Retype the complete listing exactly as it appears.

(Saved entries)
** BEGIN **

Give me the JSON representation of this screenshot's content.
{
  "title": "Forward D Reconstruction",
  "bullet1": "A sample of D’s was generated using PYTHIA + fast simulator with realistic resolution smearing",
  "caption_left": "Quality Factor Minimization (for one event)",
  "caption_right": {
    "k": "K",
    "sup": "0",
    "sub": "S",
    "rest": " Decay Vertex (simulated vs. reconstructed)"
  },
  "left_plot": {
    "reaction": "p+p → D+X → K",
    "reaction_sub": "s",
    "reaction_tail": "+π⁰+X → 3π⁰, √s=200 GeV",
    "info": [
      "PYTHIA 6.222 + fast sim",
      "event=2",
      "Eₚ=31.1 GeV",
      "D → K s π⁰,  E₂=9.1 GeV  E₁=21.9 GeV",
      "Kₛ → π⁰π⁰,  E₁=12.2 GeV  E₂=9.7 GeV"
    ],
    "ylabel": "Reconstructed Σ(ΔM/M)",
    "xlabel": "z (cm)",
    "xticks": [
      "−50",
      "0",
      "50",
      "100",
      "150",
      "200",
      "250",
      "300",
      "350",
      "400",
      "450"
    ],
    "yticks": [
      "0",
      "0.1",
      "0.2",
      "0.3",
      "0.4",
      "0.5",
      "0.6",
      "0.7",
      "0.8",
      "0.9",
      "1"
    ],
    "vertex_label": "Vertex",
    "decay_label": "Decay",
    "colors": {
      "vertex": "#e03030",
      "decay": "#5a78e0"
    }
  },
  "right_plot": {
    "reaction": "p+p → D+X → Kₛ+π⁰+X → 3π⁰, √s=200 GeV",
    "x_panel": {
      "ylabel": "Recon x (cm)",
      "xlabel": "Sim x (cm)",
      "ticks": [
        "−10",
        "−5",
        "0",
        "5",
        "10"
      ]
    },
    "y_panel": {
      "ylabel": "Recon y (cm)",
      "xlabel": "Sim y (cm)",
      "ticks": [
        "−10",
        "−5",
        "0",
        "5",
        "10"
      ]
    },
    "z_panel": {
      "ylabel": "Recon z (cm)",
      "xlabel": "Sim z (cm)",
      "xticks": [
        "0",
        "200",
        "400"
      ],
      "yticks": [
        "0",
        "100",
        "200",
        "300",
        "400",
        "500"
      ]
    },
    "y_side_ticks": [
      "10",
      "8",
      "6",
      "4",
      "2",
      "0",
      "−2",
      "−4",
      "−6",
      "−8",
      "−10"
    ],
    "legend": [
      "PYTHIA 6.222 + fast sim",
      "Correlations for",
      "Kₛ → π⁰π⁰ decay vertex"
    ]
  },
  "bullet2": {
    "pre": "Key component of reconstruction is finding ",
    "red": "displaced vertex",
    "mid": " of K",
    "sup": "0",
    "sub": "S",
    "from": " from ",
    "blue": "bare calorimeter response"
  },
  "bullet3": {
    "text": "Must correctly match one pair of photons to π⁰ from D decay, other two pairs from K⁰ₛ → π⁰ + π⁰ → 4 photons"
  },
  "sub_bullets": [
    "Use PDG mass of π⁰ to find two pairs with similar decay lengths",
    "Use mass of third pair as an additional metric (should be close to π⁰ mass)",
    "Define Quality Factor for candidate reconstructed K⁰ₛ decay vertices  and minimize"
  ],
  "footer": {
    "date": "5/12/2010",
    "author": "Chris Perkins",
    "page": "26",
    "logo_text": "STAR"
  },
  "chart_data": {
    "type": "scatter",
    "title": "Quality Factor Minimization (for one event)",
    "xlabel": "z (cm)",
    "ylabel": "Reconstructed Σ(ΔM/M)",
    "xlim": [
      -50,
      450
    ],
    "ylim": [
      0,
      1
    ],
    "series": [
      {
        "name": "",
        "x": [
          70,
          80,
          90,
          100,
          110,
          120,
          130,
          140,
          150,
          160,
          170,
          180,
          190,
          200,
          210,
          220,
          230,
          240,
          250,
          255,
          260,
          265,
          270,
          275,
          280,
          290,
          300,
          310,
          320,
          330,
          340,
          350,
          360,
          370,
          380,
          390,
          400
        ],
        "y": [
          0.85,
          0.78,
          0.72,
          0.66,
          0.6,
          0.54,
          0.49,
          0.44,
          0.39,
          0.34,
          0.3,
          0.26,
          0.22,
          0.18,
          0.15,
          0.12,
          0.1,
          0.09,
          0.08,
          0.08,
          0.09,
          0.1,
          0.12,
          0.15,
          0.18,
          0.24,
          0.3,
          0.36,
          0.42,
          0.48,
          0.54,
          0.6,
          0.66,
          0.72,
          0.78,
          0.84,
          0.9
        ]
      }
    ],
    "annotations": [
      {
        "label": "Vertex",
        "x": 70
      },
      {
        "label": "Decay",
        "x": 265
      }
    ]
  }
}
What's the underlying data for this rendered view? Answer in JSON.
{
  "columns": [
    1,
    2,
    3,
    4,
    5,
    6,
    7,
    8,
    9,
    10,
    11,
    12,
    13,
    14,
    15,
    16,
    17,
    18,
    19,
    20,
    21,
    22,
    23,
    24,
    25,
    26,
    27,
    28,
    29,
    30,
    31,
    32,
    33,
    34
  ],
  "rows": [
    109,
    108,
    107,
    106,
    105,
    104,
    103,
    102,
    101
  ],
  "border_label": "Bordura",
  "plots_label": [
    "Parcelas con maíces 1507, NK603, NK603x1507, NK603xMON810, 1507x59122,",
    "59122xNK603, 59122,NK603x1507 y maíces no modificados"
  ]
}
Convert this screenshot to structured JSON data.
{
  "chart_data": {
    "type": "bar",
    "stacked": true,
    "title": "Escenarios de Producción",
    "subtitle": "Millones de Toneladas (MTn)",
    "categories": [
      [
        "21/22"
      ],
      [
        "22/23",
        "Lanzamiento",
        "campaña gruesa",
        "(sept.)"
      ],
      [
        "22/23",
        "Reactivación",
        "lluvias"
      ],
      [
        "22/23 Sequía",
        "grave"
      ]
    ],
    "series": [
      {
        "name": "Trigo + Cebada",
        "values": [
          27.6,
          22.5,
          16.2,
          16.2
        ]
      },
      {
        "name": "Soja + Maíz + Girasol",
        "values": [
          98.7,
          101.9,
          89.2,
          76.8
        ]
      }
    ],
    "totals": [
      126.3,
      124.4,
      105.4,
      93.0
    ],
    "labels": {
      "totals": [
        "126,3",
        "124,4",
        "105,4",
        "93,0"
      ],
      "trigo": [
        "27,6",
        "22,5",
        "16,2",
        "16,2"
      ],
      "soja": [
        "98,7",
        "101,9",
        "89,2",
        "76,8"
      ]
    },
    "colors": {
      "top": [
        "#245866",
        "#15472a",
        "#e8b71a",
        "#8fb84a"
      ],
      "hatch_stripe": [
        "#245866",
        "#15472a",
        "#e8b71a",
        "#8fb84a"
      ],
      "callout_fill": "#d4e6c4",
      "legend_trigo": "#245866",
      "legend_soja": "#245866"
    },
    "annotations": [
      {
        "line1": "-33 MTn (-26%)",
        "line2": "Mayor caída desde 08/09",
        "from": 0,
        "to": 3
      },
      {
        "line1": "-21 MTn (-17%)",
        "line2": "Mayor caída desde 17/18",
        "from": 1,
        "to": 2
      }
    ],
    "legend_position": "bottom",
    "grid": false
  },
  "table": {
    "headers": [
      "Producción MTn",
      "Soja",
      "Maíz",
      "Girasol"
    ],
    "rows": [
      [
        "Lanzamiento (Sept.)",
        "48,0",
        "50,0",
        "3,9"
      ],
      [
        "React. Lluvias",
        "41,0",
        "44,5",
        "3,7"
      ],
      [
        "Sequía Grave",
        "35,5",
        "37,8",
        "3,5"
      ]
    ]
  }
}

** END **

### EXERCISE SOLUTION
Give me the JSON representation of this screenshot's content.
{
  "title": "Forward D Reconstruction",
  "bullet1": "A sample of D’s was generated using PYTHIA + fast simulator with realistic resolution smearing",
  "caption_left": "Quality Factor Minimization (for one event)",
  "caption_right": {
    "k": "K",
    "sup": "0",
    "sub": "S",
    "rest": " Decay Vertex (simulated vs. reconstructed)"
  },
  "left_plot": {
    "reaction": "p+p → D+X → K",
    "reaction_sub": "s",
    "reaction_tail": "+π⁰+X → 3π⁰, √s=200 GeV",
    "info": [
      "PYTHIA 6.222 + fast sim",
      "event=2",
      "Eₚ=31.1 GeV",
      "D → K s π⁰,  E₂=9.1 GeV  E₁=21.9 GeV",
      "Kₛ → π⁰π⁰,  E₁=12.2 GeV  E₂=9.7 GeV"
    ],
    "ylabel": "Reconstructed Σ(ΔM/M)",
    "xlabel": "z (cm)",
    "xticks": [
      "−50",
      "0",
      "50",
      "100",
      "150",
      "200",
      "250",
      "300",
      "350",
      "400",
      "450"
    ],
    "yticks": [
      "0",
      "0.1",
      "0.2",
      "0.3",
      "0.4",
      "0.5",
      "0.6",
      "0.7",
      "0.8",
      "0.9",
      "1"
    ],
    "vertex_label": "Vertex",
    "decay_label": "Decay",
    "colors": {
      "vertex": "#e03030",
      "decay": "#5a78e0"
    }
  },
  "right_plot": {
    "reaction": "p+p → D+X → Kₛ+π⁰+X → 3π⁰, √s=200 GeV",
    "x_panel": {
      "ylabel": "Recon x (cm)",
      "xlabel": "Sim x (cm)",
      "ticks": [
        "−10",
        "−5",
        "0",
        "5",
        "10"
      ]
    },
    "y_panel": {
      "ylabel": "Recon y (cm)",
      "xlabel": "Sim y (cm)",
      "ticks": [
        "−10",
        "−5",
        "0",
        "5",
        "10"
      ]
    },
    "z_panel": {
      "ylabel": "Recon z (cm)",
      "xlabel": "Sim z (cm)",
      "xticks": [
        "0",
        "200",
        "400"
      ],
      "yticks": [
        "0",
        "100",
        "200",
        "300",
        "400",
        "500"
      ]
    },
    "y_side_ticks": [
      "10",
      "8",
      "6",
      "4",
      "2",
      "0",
      "−2",
      "−4",
      "−6",
      "−8",
      "−10"
    ],
    "legend": [
      "PYTHIA 6.222 + fast sim",
      "Correlations for",
      "Kₛ → π⁰π⁰ decay vertex"
    ]
  },
  "bullet2": {
    "pre": "Key component of reconstruction is finding ",
    "red": "displaced vertex",
    "mid": " of K",
    "sup": "0",
    "sub": "S",
    "from": " from ",
    "blue": "bare calorimeter response"
  },
  "bullet3": {
    "text": "Must correctly match one pair of photons to π⁰ from D decay, other two pairs from K⁰ₛ → π⁰ + π⁰ → 4 photons"
  },
  "sub_bullets": [
    "Use PDG mass of π⁰ to find two pairs with similar decay lengths",
    "Use mass of third pair as an additional metric (should be close to π⁰ mass)",
    "Define Quality Factor for candidate reconstructed K⁰ₛ decay vertices  and minimize"
  ],
  "footer": {
    "date": "5/12/2010",
    "author": "Chris Perkins",
    "page": "26",
    "logo_text": "STAR"
  },
  "chart_data": {
    "type": "scatter",
    "title": "Quality Factor Minimization (for one event)",
    "xlabel": "z (cm)",
    "ylabel": "Reconstructed Σ(ΔM/M)",
    "xlim": [
      -50,
      450
    ],
    "ylim": [
      0,
      1
    ],
    "series": [
      {
        "name": "",
        "x": [
          70,
          80,
          90,
          100,
          110,
          120,
          130,
          140,
          150,
          160,
          170,
          180,
          190,
          200,
          210,
          220,
          230,
          240,
          250,
          255,
          260,
          265,
          270,
          275,
          280,
          290,
          300,
          310,
          320,
          330,
          340,
          350,
          360,
          370,
          380,
          390,
          400
        ],
        "y": [
          0.85,
          0.78,
          0.72,
          0.66,
          0.6,
          0.54,
          0.49,
          0.44,
          0.39,
          0.34,
          0.3,
          0.26,
          0.22,
          0.18,
          0.15,
          0.12,
          0.1,
          0.09,
          0.08,
          0.08,
          0.09,
          0.1,
          0.12,
          0.15,
          0.18,
          0.24,
          0.3,
          0.36,
          0.42,
          0.48,
          0.54,
          0.6,
          0.66,
          0.72,
          0.78,
          0.84,
          0.9
        ]
      }
    ],
    "annotations": [
      {
        "label": "Vertex",
        "x": 70
      },
      {
        "label": "Decay",
        "x": 265
      }
    ]
  }
}
What's the underlying data for this rendered view? Answer in JSON.
{
  "columns": [
    1,
    2,
    3,
    4,
    5,
    6,
    7,
    8,
    9,
    10,
    11,
    12,
    13,
    14,
    15,
    16,
    17,
    18,
    19,
    20,
    21,
    22,
    23,
    24,
    25,
    26,
    27,
    28,
    29,
    30,
    31,
    32,
    33,
    34
  ],
  "rows": [
    109,
    108,
    107,
    106,
    105,
    104,
    103,
    102,
    101
  ],
  "border_label": "Bordura",
  "plots_label": [
    "Parcelas con maíces 1507, NK603, NK603x1507, NK603xMON810, 1507x59122,",
    "59122xNK603, 59122,NK603x1507 y maíces no modificados"
  ]
}
Convert this screenshot to structured JSON data.
{
  "chart_data": {
    "type": "bar",
    "stacked": true,
    "title": "Escenarios de Producción",
    "subtitle": "Millones de Toneladas (MTn)",
    "categories": [
      [
        "21/22"
      ],
      [
        "22/23",
        "Lanzamiento",
        "campaña gruesa",
        "(sept.)"
      ],
      [
        "22/23",
        "Reactivación",
        "lluvias"
      ],
      [
        "22/23 Sequía",
        "grave"
      ]
    ],
    "series": [
      {
        "name": "Trigo + Cebada",
        "values": [
          27.6,
          22.5,
          16.2,
          16.2
        ]
      },
      {
        "name": "Soja + Maíz + Girasol",
        "values": [
          98.7,
          101.9,
          89.2,
          76.8
        ]
      }
    ],
    "totals": [
      126.3,
      124.4,
      105.4,
      93.0
    ],
    "labels": {
      "totals": [
        "126,3",
        "124,4",
        "105,4",
        "93,0"
      ],
      "trigo": [
        "27,6",
        "22,5",
        "16,2",
        "16,2"
      ],
      "soja": [
        "98,7",
        "101,9",
        "89,2",
        "76,8"
      ]
    },
    "colors": {
      "top": [
        "#245866",
        "#15472a",
        "#e8b71a",
        "#8fb84a"
      ],
      "hatch_stripe": [
        "#245866",
        "#15472a",
        "#e8b71a",
        "#8fb84a"
      ],
      "callout_fill": "#d4e6c4",
      "legend_trigo": "#245866",
      "legend_soja": "#245866"
    },
    "annotations": [
      {
        "line1": "-33 MTn (-26%)",
        "line2": "Mayor caída desde 08/09",
        "from": 0,
        "to": 3
      },
      {
        "line1": "-21 MTn (-17%)",
        "line2": "Mayor caída desde 17/18",
        "from": 1,
        "to": 2
      }
    ],
    "legend_position": "bottom",
    "grid": false
  },
  "table": {
    "headers": [
      "Producción MTn",
      "Soja",
      "Maíz",
      "Girasol"
    ],
    "rows": [
      [
        "Lanzamiento (Sept.)",
        "48,0",
        "50,0",
        "3,9"
      ],
      [
        "React. Lluvias",
        "41,0",
        "44,5",
        "3,7"
      ],
      [
        "Sequía Grave",
        "35,5",
        "37,8",
        "3,5"
      ]
    ]
  }
}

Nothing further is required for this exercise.